[Figure contents as structured data]
══════════

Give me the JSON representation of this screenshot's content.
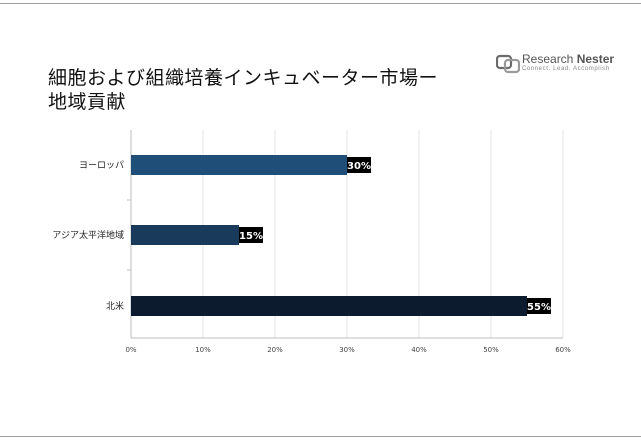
{
  "header": {
    "title_line1": "細胞および組織培養インキュベーター市場ー",
    "title_line2": "地域貢献"
  },
  "logo": {
    "brand_prefix": "Research ",
    "brand_suffix": "Nester",
    "tagline": "Connect. Lead. Accomplish",
    "icon": "research-nester-logo-icon"
  },
  "chart_data": {
    "type": "bar",
    "orientation": "horizontal",
    "title": "細胞および組織培養インキュベーター市場ー地域貢献",
    "categories": [
      "ヨーロッパ",
      "アジア太平洋地域",
      "北米"
    ],
    "values": [
      30,
      15,
      55
    ],
    "value_labels": [
      "30%",
      "15%",
      "55%"
    ],
    "bar_colors": [
      "#1f4e79",
      "#1a3a5c",
      "#0d1b2e"
    ],
    "xlim": [
      0,
      60
    ],
    "xticks": [
      "0%",
      "10%",
      "20%",
      "30%",
      "40%",
      "50%",
      "60%"
    ],
    "xlabel": "",
    "ylabel": "",
    "grid": true,
    "legend": "none"
  }
}
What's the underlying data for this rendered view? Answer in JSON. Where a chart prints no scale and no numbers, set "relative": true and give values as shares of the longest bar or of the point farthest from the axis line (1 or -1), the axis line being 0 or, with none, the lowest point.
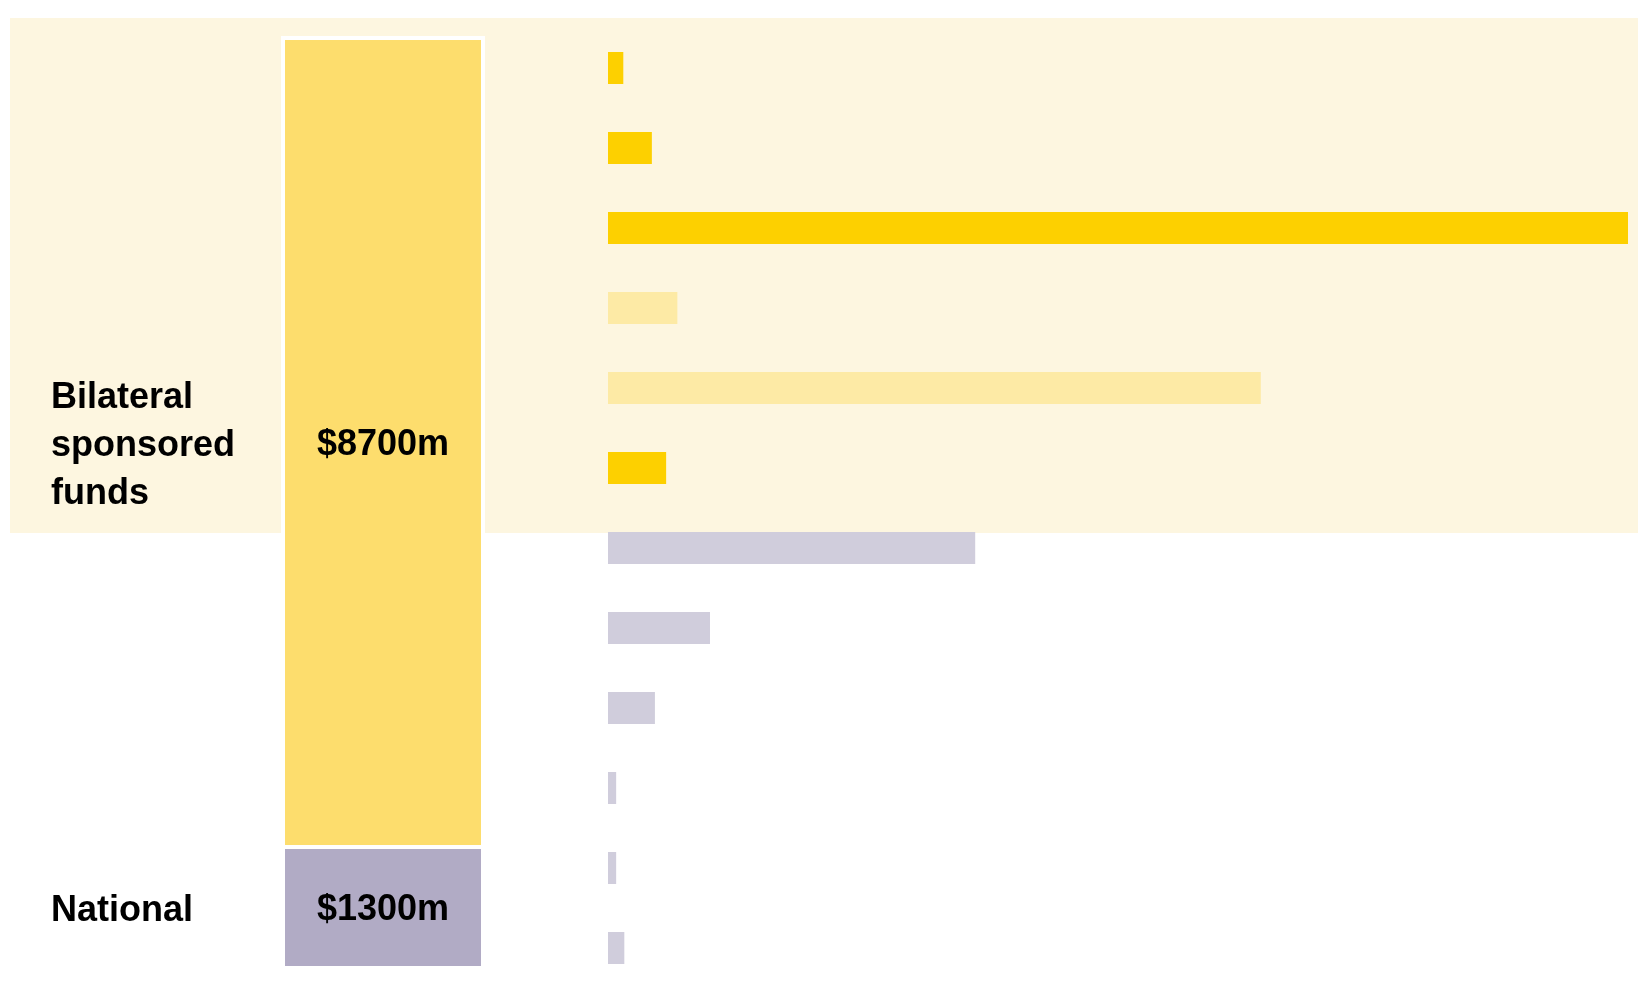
{
  "chart_data": [
    {
      "type": "bar",
      "stacked": true,
      "tick_labels": false,
      "categories": [
        null
      ],
      "series": [
        {
          "name": "National",
          "color": "#b1abc5",
          "values": [
            1300
          ],
          "value_labels": [
            "$1300m"
          ]
        },
        {
          "name": "Bilateral sponsored funds",
          "color": "#fddd6d",
          "values": [
            8700
          ],
          "value_labels": [
            "$8700m"
          ]
        }
      ]
    },
    {
      "type": "bar",
      "orientation": "horizontal",
      "relative": true,
      "categories": [
        null,
        null,
        null,
        null,
        null,
        null,
        null,
        null,
        null,
        null,
        null,
        null
      ],
      "values": [
        0.015,
        0.043,
        1,
        0.068,
        0.64,
        0.057,
        0.36,
        0.1,
        0.046,
        0.008,
        0.008,
        0.016
      ],
      "colors": [
        "#fdd000",
        "#fdd000",
        "#fdd000",
        "#fdeaa5",
        "#fdeaa5",
        "#fdd000",
        "#d0cddc",
        "#d0cddc",
        "#d0cddc",
        "#d0cddc",
        "#d0cddc",
        "#d0cddc"
      ]
    }
  ]
}
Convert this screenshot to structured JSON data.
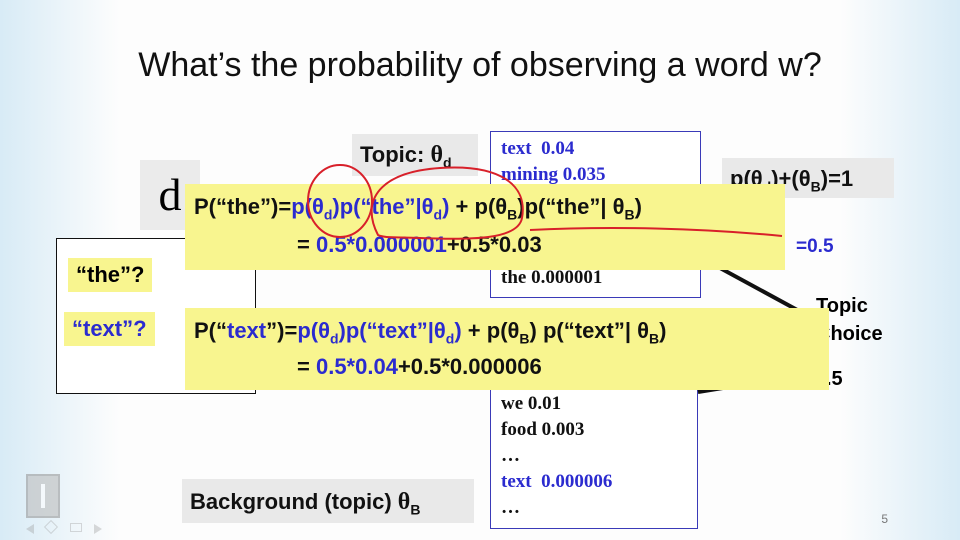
{
  "slide": {
    "title": "What’s the probability of observing a word w?",
    "page_number": "5"
  },
  "topic_label": {
    "text": "Topic: ",
    "symbol": "θ",
    "sub": "d"
  },
  "background_label": {
    "text": "Background (topic) ",
    "symbol": "θ",
    "sub": "B"
  },
  "doc_letter": "d",
  "topic_words": [
    {
      "word": "text",
      "prob": "0.04"
    },
    {
      "word": "mining",
      "prob": "0.035"
    },
    {
      "word": "the",
      "prob": "0.000001"
    }
  ],
  "background_words": [
    {
      "word": "we",
      "prob": "0.01"
    },
    {
      "word": "food",
      "prob": "0.003"
    },
    {
      "word": "…",
      "prob": ""
    },
    {
      "word": "text",
      "prob": "0.000006"
    },
    {
      "word": "…",
      "prob": ""
    }
  ],
  "constraint": {
    "text": "p(θ",
    "sub1": "d",
    "mid": ")+(θ",
    "sub2": "B",
    "end": ")=1"
  },
  "prob_half": "=0.5",
  "topic_choice": {
    "line1": "Topic",
    "line2": "Choice",
    "half": ".5"
  },
  "questions": {
    "the": "“the”?",
    "text": "“text”?"
  },
  "formula_the": {
    "lhs": "P(“the”)=",
    "p_theta": "p(θ",
    "sub_d": "d",
    "close": ")",
    "p_word": "p(“the”|θ",
    "plus": " + p(θ",
    "sub_b": "B",
    "tail": ")p(“the”| θ",
    "end": ")",
    "eq2_pre": "= ",
    "eq2_blue": "0.5*0.000001",
    "eq2_rest": "+0.5*0.03"
  },
  "formula_text": {
    "lhs_pre": "P(“",
    "lhs_word": "text",
    "lhs_post": "”)=",
    "p_theta": "p(θ",
    "sub_d": "d",
    "close": ")",
    "p_word_pre": "p(“",
    "p_word_word": "text",
    "p_word_post": "”|θ",
    "plus": " + p(θ",
    "sub_b": "B",
    "tail": ") p(“text”| θ",
    "end": ")",
    "eq2_pre": "= ",
    "eq2_blue": "0.5*0.04",
    "eq2_rest": "+0.5*0.000006"
  },
  "colors": {
    "blue": "#2b2bcf",
    "yellow": "#f8f58f",
    "red_ink": "#d8202a"
  }
}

══════════

* [EXERCISE GOAL]:
Copy every line in the records above that contains the word "screenshot".

* [EXPECTED OUTPUT]:
Give me the JSON representation of this screenshot's content.
Convert this screenshot to structured JSON data.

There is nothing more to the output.